Record extracts
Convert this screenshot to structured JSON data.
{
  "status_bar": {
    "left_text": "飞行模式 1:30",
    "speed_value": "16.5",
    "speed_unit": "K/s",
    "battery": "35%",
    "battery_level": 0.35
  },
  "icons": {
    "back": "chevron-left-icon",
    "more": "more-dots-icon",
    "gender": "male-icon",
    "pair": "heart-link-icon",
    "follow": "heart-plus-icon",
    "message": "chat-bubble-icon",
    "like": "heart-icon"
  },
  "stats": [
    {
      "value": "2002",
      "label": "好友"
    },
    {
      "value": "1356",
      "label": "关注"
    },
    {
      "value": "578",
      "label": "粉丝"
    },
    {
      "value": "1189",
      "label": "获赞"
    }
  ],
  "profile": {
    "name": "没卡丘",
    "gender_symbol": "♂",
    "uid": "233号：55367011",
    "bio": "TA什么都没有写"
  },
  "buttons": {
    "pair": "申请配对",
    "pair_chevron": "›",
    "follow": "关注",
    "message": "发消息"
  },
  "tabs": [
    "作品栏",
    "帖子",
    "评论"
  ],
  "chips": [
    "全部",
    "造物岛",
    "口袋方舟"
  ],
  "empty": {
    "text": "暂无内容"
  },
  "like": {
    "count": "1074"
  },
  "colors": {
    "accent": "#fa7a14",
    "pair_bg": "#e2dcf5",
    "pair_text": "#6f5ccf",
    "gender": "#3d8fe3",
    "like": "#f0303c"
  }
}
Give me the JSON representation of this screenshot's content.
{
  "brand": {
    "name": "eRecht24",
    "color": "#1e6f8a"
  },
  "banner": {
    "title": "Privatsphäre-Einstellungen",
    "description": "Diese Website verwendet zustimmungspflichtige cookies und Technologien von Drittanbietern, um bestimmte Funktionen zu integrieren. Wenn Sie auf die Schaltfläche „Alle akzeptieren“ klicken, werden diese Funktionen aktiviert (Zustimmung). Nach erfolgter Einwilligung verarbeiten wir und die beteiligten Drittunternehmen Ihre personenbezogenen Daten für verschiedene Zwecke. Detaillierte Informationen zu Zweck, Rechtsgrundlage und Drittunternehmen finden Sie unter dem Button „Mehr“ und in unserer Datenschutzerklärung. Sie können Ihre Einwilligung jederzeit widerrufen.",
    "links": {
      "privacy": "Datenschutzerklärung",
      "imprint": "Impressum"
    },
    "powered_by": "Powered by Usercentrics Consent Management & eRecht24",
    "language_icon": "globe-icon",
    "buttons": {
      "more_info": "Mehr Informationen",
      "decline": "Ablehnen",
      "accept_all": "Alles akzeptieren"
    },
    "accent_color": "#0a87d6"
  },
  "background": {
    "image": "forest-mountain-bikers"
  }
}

Task to complete
Can you restate every record above word for word?

Response below
Convert this screenshot to structured JSON data.
{
  "status_bar": {
    "left_text": "飞行模式 1:30",
    "speed_value": "16.5",
    "speed_unit": "K/s",
    "battery": "35%",
    "battery_level": 0.35
  },
  "icons": {
    "back": "chevron-left-icon",
    "more": "more-dots-icon",
    "gender": "male-icon",
    "pair": "heart-link-icon",
    "follow": "heart-plus-icon",
    "message": "chat-bubble-icon",
    "like": "heart-icon"
  },
  "stats": [
    {
      "value": "2002",
      "label": "好友"
    },
    {
      "value": "1356",
      "label": "关注"
    },
    {
      "value": "578",
      "label": "粉丝"
    },
    {
      "value": "1189",
      "label": "获赞"
    }
  ],
  "profile": {
    "name": "没卡丘",
    "gender_symbol": "♂",
    "uid": "233号：55367011",
    "bio": "TA什么都没有写"
  },
  "buttons": {
    "pair": "申请配对",
    "pair_chevron": "›",
    "follow": "关注",
    "message": "发消息"
  },
  "tabs": [
    "作品栏",
    "帖子",
    "评论"
  ],
  "chips": [
    "全部",
    "造物岛",
    "口袋方舟"
  ],
  "empty": {
    "text": "暂无内容"
  },
  "like": {
    "count": "1074"
  },
  "colors": {
    "accent": "#fa7a14",
    "pair_bg": "#e2dcf5",
    "pair_text": "#6f5ccf",
    "gender": "#3d8fe3",
    "like": "#f0303c"
  }
}
Give me the JSON representation of this screenshot's content.
{
  "brand": {
    "name": "eRecht24",
    "color": "#1e6f8a"
  },
  "banner": {
    "title": "Privatsphäre-Einstellungen",
    "description": "Diese Website verwendet zustimmungspflichtige cookies und Technologien von Drittanbietern, um bestimmte Funktionen zu integrieren. Wenn Sie auf die Schaltfläche „Alle akzeptieren“ klicken, werden diese Funktionen aktiviert (Zustimmung). Nach erfolgter Einwilligung verarbeiten wir und die beteiligten Drittunternehmen Ihre personenbezogenen Daten für verschiedene Zwecke. Detaillierte Informationen zu Zweck, Rechtsgrundlage und Drittunternehmen finden Sie unter dem Button „Mehr“ und in unserer Datenschutzerklärung. Sie können Ihre Einwilligung jederzeit widerrufen.",
    "links": {
      "privacy": "Datenschutzerklärung",
      "imprint": "Impressum"
    },
    "powered_by": "Powered by Usercentrics Consent Management & eRecht24",
    "language_icon": "globe-icon",
    "buttons": {
      "more_info": "Mehr Informationen",
      "decline": "Ablehnen",
      "accept_all": "Alles akzeptieren"
    },
    "accent_color": "#0a87d6"
  },
  "background": {
    "image": "forest-mountain-bikers"
  }
}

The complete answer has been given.